▶ DESCRIPTION OF THE TASK: Repeat the line that contains "Convert this screenshot" and all lines after it through the end, exactly as they are, minus the pictures.

▶ DATASET ENTRIES:

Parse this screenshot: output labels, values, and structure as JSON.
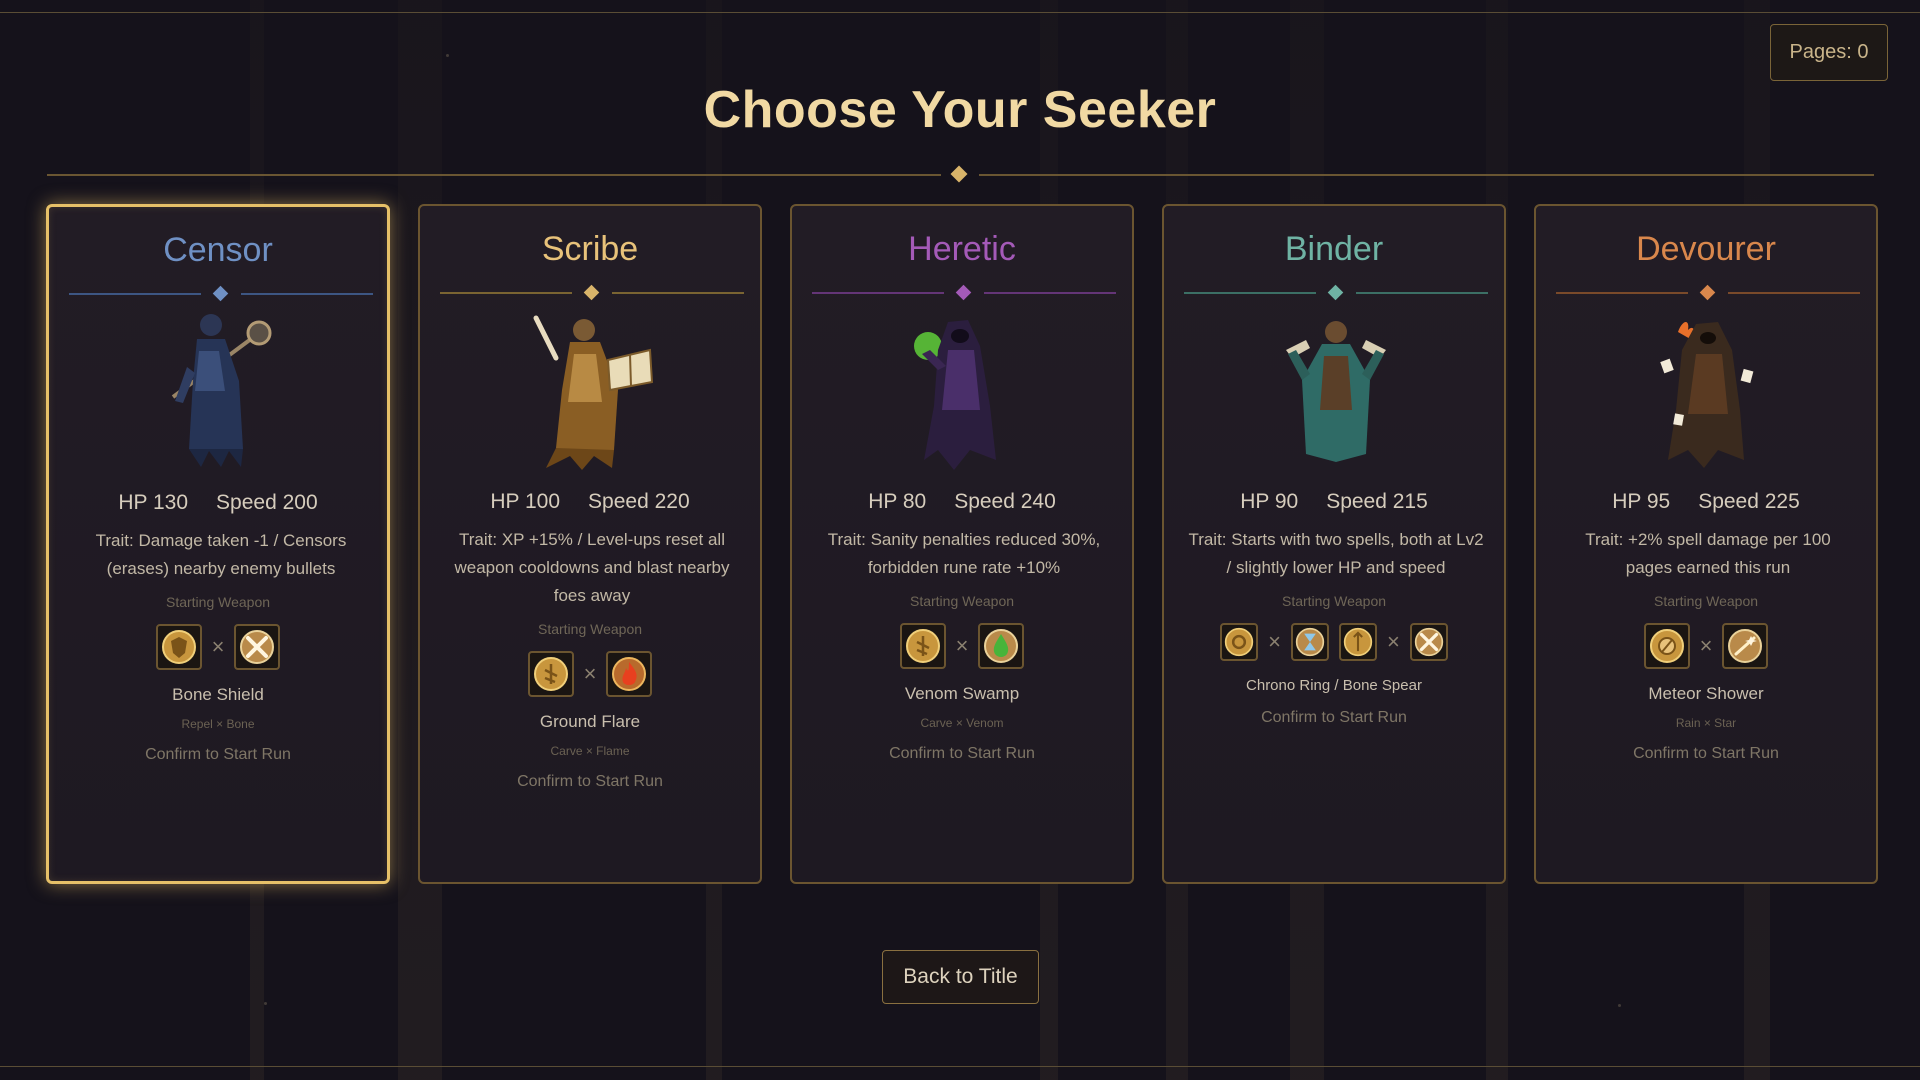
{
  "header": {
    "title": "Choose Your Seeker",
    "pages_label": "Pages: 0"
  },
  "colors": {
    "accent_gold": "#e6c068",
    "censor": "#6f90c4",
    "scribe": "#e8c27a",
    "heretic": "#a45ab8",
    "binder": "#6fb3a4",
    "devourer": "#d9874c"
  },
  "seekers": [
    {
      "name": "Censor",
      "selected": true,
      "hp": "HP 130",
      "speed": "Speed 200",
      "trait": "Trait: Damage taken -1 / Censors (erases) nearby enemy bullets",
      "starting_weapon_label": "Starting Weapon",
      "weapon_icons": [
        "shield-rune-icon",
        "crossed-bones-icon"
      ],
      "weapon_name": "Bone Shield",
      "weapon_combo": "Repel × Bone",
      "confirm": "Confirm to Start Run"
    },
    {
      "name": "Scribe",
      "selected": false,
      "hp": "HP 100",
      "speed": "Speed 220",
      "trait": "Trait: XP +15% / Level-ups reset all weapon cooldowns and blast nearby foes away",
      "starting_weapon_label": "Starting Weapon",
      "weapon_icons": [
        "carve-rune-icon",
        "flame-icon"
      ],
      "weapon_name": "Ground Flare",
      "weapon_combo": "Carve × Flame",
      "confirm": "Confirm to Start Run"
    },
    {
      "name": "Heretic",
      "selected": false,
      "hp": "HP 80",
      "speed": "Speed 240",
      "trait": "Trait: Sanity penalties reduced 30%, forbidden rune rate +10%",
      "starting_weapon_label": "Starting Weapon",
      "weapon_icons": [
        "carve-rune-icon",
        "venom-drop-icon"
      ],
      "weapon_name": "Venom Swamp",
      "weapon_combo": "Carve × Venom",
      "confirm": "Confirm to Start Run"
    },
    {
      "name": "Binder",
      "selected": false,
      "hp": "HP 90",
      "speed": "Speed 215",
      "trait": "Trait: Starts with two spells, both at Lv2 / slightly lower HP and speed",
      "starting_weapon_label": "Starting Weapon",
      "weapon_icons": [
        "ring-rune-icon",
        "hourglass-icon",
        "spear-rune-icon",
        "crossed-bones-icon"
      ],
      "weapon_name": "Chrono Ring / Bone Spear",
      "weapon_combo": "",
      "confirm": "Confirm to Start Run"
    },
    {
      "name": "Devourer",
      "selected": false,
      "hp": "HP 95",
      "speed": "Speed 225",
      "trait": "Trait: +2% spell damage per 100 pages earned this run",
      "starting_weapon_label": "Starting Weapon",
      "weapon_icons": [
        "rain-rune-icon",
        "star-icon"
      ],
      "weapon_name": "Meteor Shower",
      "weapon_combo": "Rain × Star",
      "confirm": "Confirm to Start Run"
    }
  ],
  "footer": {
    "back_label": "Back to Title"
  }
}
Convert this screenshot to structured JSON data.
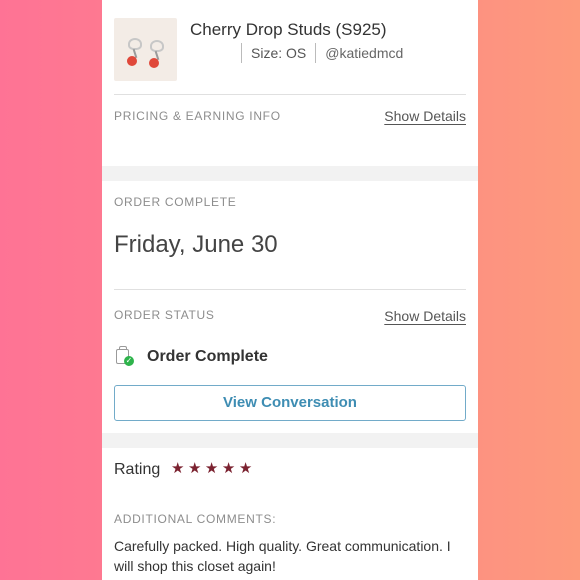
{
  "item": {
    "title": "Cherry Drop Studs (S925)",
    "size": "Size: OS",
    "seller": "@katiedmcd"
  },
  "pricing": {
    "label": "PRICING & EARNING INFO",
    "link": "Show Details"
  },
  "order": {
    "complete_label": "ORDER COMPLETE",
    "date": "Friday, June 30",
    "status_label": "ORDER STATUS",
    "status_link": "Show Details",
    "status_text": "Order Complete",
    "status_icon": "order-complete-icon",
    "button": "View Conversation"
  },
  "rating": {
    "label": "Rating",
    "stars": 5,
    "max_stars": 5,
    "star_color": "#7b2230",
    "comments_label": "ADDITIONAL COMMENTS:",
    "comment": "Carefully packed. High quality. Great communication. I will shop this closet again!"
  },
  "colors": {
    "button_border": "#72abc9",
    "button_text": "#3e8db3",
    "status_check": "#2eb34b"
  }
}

▶ FINISHED ANSWER:
Convert this screenshot to structured JSON data.
{
  "item": {
    "title": "Cherry Drop Studs (S925)",
    "size": "Size: OS",
    "seller": "@katiedmcd"
  },
  "pricing": {
    "label": "PRICING & EARNING INFO",
    "link": "Show Details"
  },
  "order": {
    "complete_label": "ORDER COMPLETE",
    "date": "Friday, June 30",
    "status_label": "ORDER STATUS",
    "status_link": "Show Details",
    "status_text": "Order Complete",
    "status_icon": "order-complete-icon",
    "button": "View Conversation"
  },
  "rating": {
    "label": "Rating",
    "stars": 5,
    "max_stars": 5,
    "star_color": "#7b2230",
    "comments_label": "ADDITIONAL COMMENTS:",
    "comment": "Carefully packed. High quality. Great communication. I will shop this closet again!"
  },
  "colors": {
    "button_border": "#72abc9",
    "button_text": "#3e8db3",
    "status_check": "#2eb34b"
  }
}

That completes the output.